WHAT TO WORK ON.
List each line in which the string "岸边柳树发出嫩芽" appears.
**********
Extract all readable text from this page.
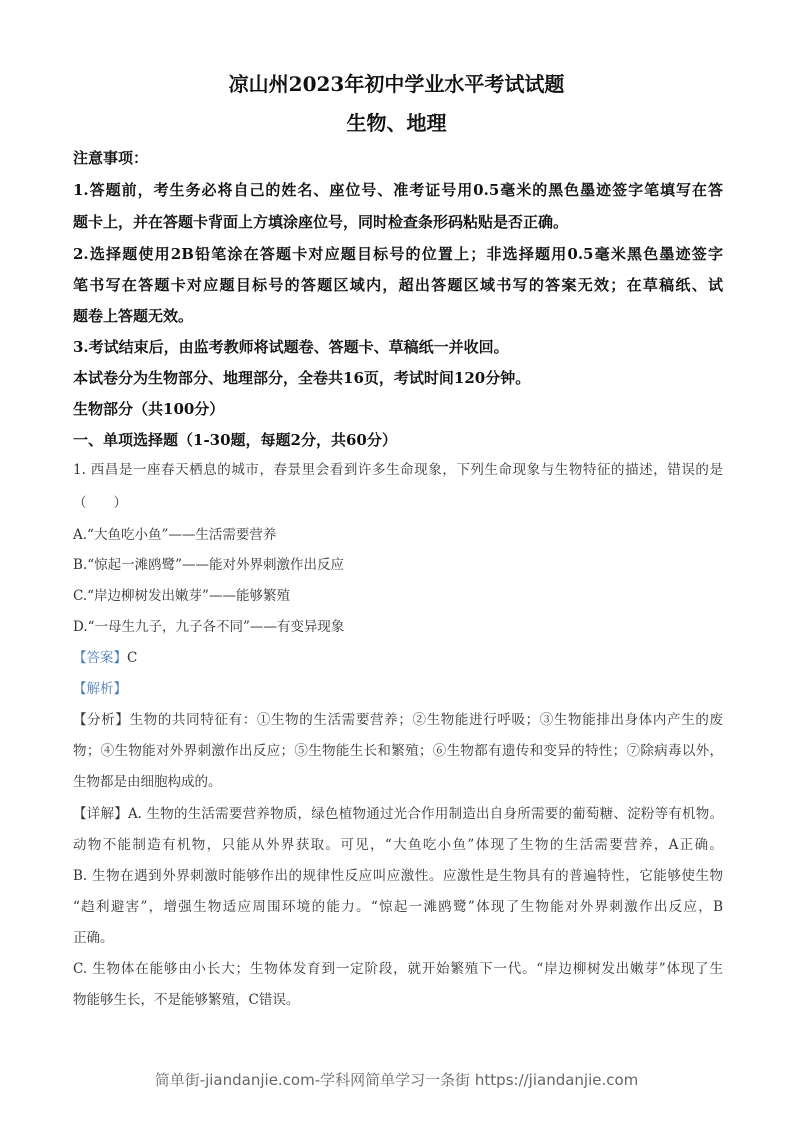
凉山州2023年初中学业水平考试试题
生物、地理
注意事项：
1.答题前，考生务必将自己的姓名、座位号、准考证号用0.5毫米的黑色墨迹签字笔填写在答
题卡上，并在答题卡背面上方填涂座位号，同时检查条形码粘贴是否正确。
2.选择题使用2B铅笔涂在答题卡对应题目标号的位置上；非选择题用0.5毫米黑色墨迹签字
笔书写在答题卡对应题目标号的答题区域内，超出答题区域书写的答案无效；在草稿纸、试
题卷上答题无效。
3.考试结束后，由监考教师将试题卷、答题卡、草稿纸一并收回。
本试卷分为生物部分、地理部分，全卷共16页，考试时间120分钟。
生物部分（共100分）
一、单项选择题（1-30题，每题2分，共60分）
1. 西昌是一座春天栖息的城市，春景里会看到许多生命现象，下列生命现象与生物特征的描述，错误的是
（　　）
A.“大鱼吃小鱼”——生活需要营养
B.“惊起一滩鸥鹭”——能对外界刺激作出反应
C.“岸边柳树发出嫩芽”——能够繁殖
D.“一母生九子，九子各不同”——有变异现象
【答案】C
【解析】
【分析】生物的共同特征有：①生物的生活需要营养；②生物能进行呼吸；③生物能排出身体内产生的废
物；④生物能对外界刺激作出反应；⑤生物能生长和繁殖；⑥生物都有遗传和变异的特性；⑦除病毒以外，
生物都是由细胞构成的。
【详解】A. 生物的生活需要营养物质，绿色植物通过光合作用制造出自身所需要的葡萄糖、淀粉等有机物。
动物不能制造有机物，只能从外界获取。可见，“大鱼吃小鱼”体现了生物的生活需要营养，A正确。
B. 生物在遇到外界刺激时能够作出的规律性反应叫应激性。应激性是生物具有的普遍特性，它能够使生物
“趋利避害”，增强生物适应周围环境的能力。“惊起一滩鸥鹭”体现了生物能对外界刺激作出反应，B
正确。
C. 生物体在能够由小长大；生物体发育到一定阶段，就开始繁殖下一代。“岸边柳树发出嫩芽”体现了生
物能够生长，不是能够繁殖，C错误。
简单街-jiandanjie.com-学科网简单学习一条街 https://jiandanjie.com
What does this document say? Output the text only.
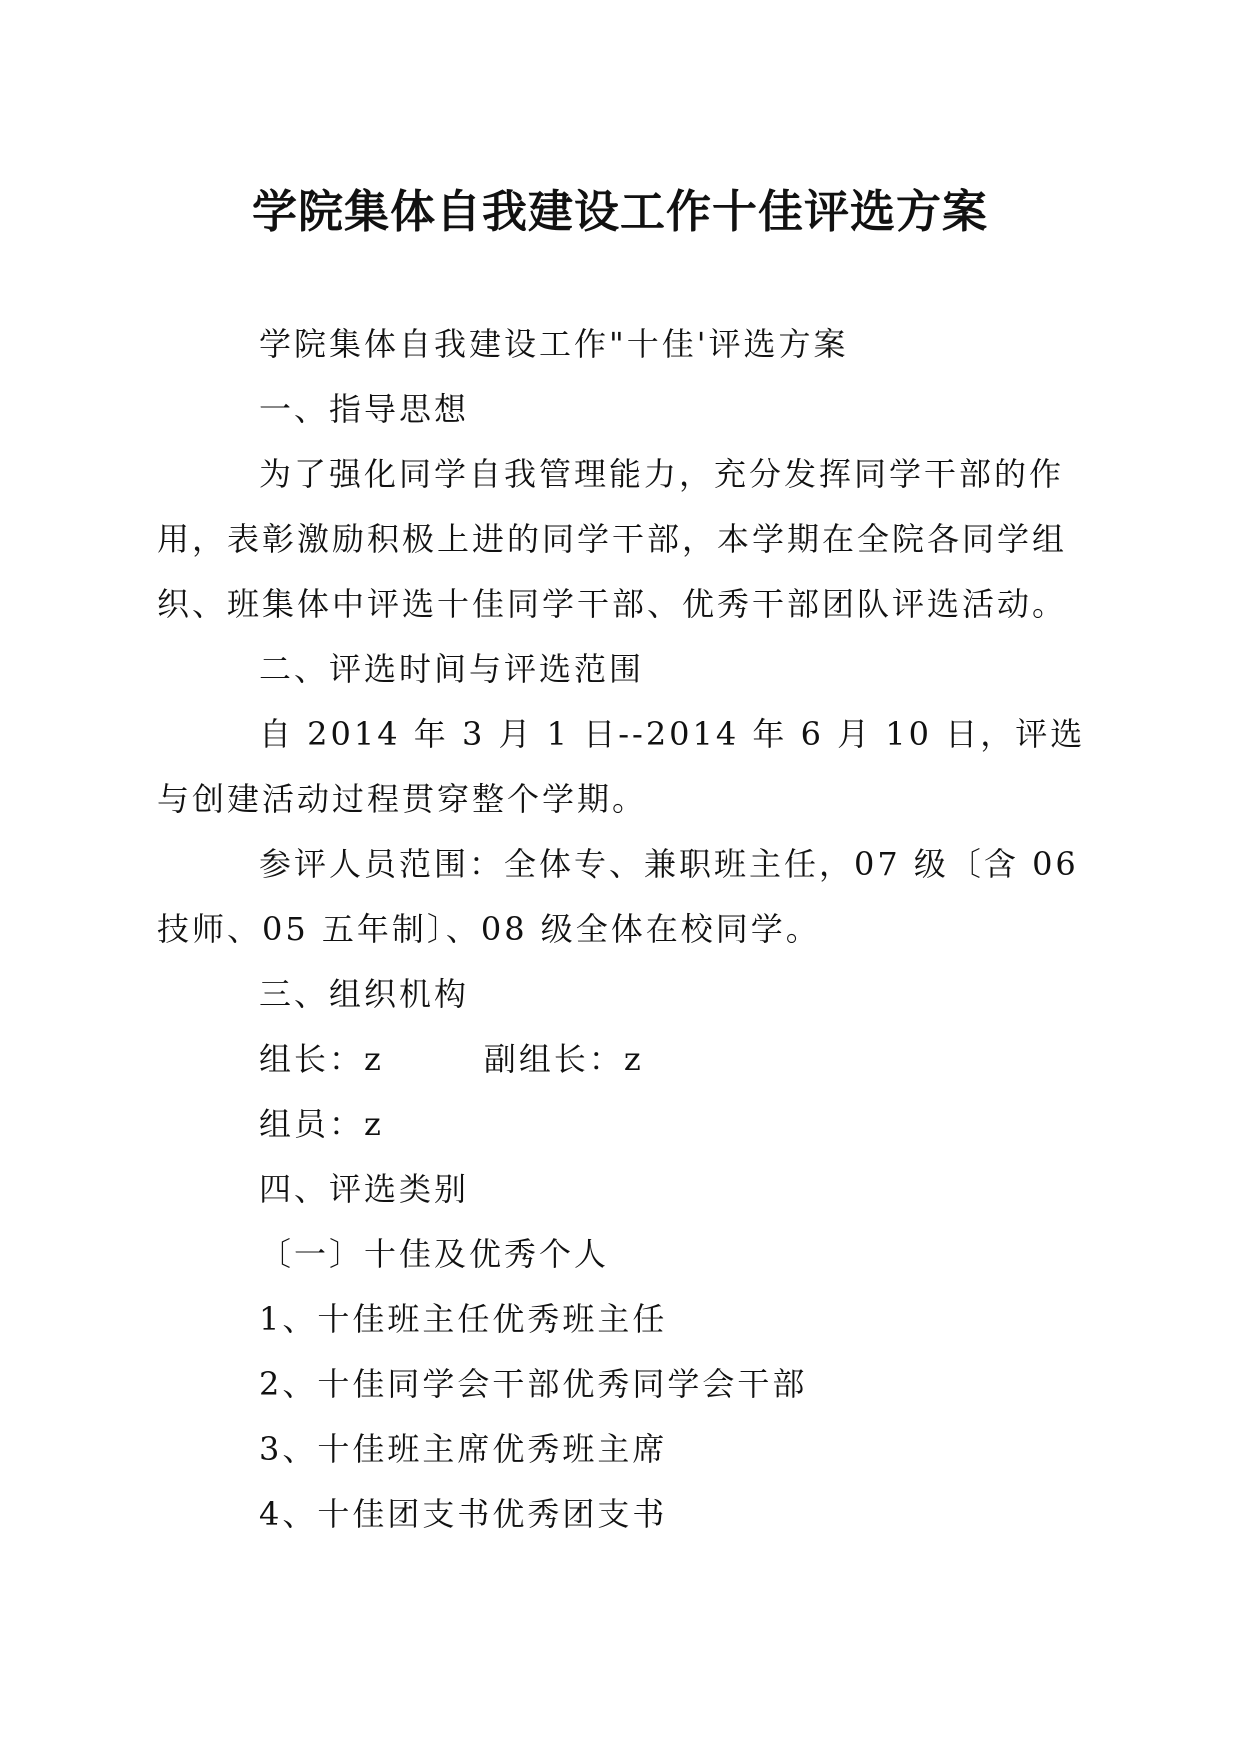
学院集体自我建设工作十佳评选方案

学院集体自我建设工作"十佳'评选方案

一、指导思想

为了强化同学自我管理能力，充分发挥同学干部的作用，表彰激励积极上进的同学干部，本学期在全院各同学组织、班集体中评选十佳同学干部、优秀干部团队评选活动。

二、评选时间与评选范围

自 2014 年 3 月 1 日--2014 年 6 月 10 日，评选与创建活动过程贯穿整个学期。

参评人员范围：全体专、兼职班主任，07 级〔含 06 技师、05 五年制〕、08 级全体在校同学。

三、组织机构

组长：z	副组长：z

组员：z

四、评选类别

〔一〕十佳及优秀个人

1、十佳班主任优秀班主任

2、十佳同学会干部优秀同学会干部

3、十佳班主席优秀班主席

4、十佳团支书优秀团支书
**********
CORRECT RESPONSE.
C.“岸边柳树发出嫩芽”——能够繁殖
C. 生物体在能够由小长大；生物体发育到一定阶段，就开始繁殖下一代。“岸边柳树发出嫩芽”体现了生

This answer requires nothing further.